(DO THIS): Filter the lines below, copying only those with the string "icon".
## Begin
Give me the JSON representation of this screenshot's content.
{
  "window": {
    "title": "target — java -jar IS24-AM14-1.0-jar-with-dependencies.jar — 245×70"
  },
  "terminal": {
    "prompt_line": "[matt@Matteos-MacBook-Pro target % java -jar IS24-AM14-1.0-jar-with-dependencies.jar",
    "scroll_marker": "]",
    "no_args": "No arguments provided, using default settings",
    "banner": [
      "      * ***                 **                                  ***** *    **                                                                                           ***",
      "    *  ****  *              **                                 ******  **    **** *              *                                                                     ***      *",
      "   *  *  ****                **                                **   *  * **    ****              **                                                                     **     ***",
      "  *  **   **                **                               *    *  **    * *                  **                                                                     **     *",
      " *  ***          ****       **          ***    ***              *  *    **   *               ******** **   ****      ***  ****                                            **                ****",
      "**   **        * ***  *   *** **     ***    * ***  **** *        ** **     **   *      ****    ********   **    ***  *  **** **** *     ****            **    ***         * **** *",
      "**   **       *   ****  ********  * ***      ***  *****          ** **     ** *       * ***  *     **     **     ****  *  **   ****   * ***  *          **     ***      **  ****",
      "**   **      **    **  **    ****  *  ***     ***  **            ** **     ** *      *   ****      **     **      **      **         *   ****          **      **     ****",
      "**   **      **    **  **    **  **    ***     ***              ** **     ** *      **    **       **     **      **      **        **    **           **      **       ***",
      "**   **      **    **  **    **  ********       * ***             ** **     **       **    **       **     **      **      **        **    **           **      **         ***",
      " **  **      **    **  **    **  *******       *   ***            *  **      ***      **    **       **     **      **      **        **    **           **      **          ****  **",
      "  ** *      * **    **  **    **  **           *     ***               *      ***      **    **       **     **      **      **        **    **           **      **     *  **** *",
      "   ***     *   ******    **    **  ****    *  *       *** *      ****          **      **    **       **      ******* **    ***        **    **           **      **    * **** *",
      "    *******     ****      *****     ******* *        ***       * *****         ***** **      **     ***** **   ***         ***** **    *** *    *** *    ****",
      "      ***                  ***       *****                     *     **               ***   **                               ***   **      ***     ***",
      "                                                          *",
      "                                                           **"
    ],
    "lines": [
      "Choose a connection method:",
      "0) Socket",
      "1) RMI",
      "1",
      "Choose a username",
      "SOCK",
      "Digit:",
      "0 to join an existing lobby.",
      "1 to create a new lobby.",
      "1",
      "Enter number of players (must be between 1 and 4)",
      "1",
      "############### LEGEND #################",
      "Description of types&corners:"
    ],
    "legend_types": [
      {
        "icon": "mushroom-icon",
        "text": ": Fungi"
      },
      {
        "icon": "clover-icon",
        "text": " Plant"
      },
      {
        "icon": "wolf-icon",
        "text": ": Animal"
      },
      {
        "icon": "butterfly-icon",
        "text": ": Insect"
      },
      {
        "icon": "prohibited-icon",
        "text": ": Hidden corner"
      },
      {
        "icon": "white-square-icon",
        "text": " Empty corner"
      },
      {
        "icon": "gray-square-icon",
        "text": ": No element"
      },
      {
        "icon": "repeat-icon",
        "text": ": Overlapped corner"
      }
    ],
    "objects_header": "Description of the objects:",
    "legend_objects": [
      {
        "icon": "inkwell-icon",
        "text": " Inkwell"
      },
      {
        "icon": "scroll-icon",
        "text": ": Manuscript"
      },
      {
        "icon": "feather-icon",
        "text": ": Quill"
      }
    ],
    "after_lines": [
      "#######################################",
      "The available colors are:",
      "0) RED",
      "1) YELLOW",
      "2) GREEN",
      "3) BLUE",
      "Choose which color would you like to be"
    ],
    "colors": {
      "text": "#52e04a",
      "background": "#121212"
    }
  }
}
## End
(TASK OUTPUT):
        "icon": "mushroom-icon",
        "icon": "clover-icon",
        "icon": "wolf-icon",
        "icon": "butterfly-icon",
        "icon": "prohibited-icon",
        "icon": "white-square-icon",
        "icon": "gray-square-icon",
        "icon": "repeat-icon",
        "icon": "inkwell-icon",
        "icon": "scroll-icon",
        "icon": "feather-icon",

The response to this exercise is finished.